▸ **REQUIRED TASK**:
Could you return each line from the one bearing "Read all visible content and emit it as JSON." through the last line of the entries, exactly as it stands, with no pictures?

▸ **DATA SUPPLIED**:
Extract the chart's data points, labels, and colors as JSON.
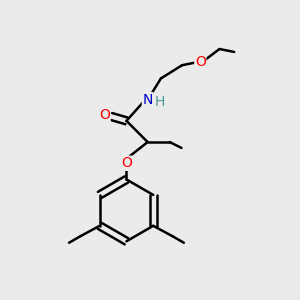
{
  "bg_color": "#ebebeb",
  "bond_color": "#000000",
  "bond_width": 1.8,
  "figsize": [
    3.0,
    3.0
  ],
  "dpi": 100,
  "atom_colors": {
    "O": "#ff0000",
    "N": "#0000cc",
    "H": "#4d9999"
  },
  "font_size_atom": 10,
  "font_size_methyl": 9
}
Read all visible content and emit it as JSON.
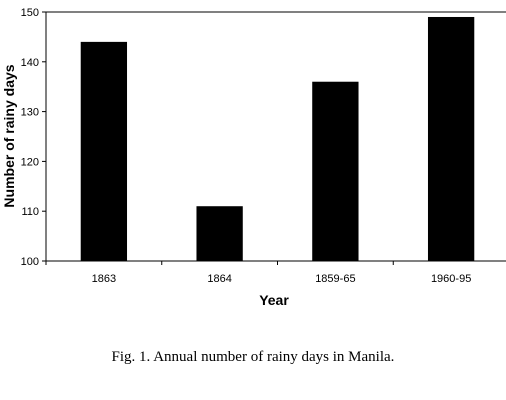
{
  "chart_data": {
    "type": "bar",
    "categories": [
      "1863",
      "1864",
      "1859-65",
      "1960-95"
    ],
    "values": [
      144,
      111,
      136,
      149
    ],
    "xlabel": "Year",
    "ylabel": "Number of rainy days",
    "ylim": [
      100,
      150
    ],
    "yticks": [
      "100",
      "110",
      "120",
      "130",
      "140",
      "150"
    ],
    "bar_color": "#000000",
    "grid": false,
    "legend": false
  },
  "caption": "Fig. 1. Annual number  of rainy days in Manila."
}
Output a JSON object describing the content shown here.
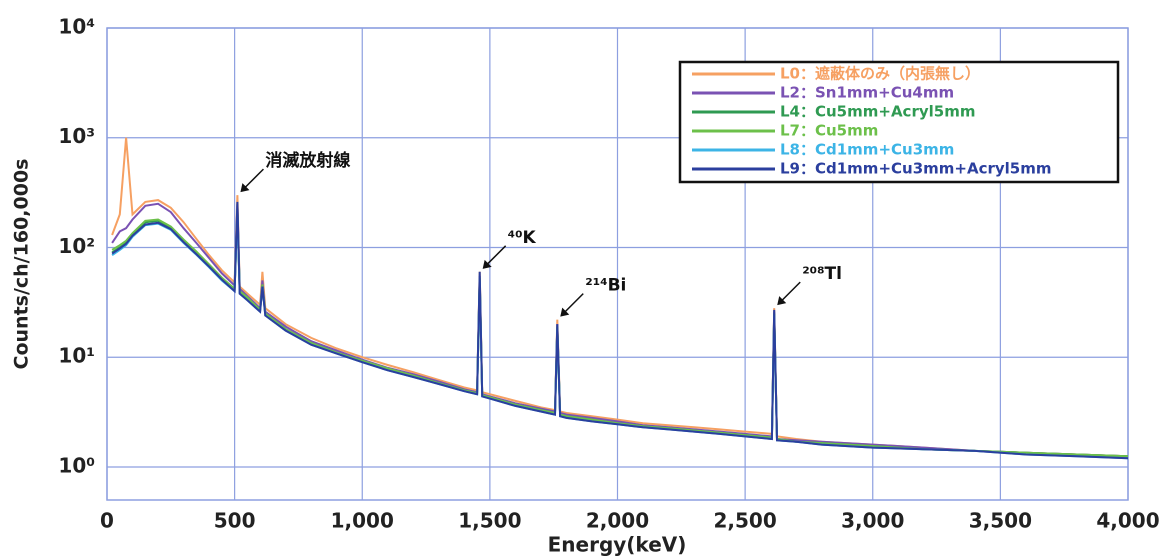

▸ **FULL RESPONSE**:
Read all visible content and emit it as JSON.
{
  "chart_data": {
    "type": "bar",
    "categories": [
      "1863",
      "1864",
      "1859-65",
      "1960-95"
    ],
    "values": [
      144,
      111,
      136,
      149
    ],
    "xlabel": "Year",
    "ylabel": "Number of rainy days",
    "ylim": [
      100,
      150
    ],
    "yticks": [
      "100",
      "110",
      "120",
      "130",
      "140",
      "150"
    ],
    "bar_color": "#000000",
    "grid": false,
    "legend": false
  },
  "caption": "Fig. 1. Annual number  of rainy days in Manila."
}
Output a JSON object describing the content shown here.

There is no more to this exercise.